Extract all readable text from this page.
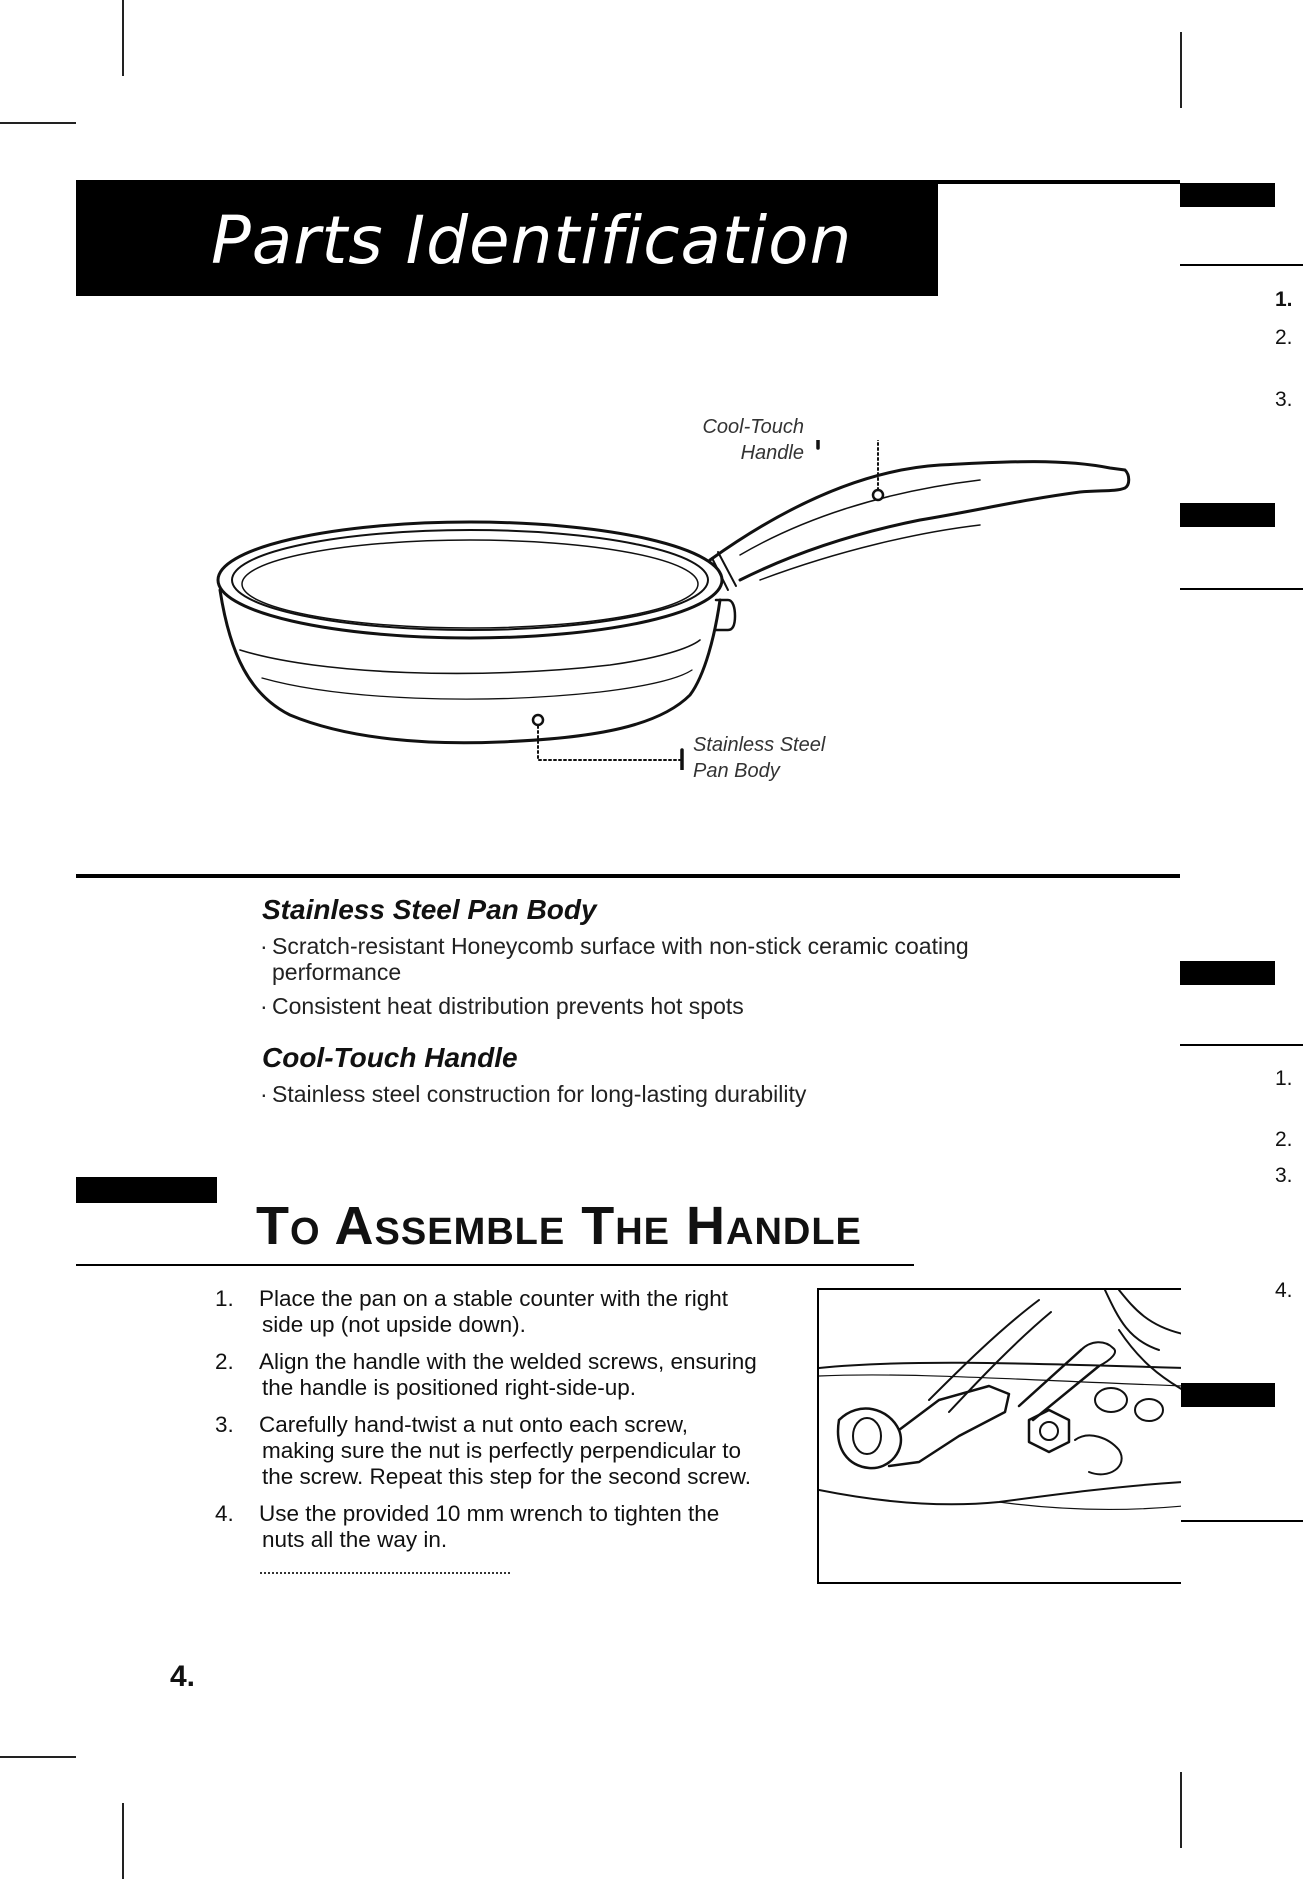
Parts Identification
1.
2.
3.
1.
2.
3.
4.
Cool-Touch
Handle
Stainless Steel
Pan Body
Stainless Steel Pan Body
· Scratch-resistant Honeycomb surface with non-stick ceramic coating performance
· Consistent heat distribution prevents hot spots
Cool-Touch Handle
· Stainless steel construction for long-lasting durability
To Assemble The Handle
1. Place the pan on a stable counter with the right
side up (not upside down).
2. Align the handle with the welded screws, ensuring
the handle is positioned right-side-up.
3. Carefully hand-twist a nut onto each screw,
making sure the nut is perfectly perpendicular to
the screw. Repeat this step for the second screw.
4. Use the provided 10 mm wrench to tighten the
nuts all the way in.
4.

____

Every line in the data that holds "this" should be copied out.

Extract all readable text from this page.
the screw. Repeat this step for the second screw.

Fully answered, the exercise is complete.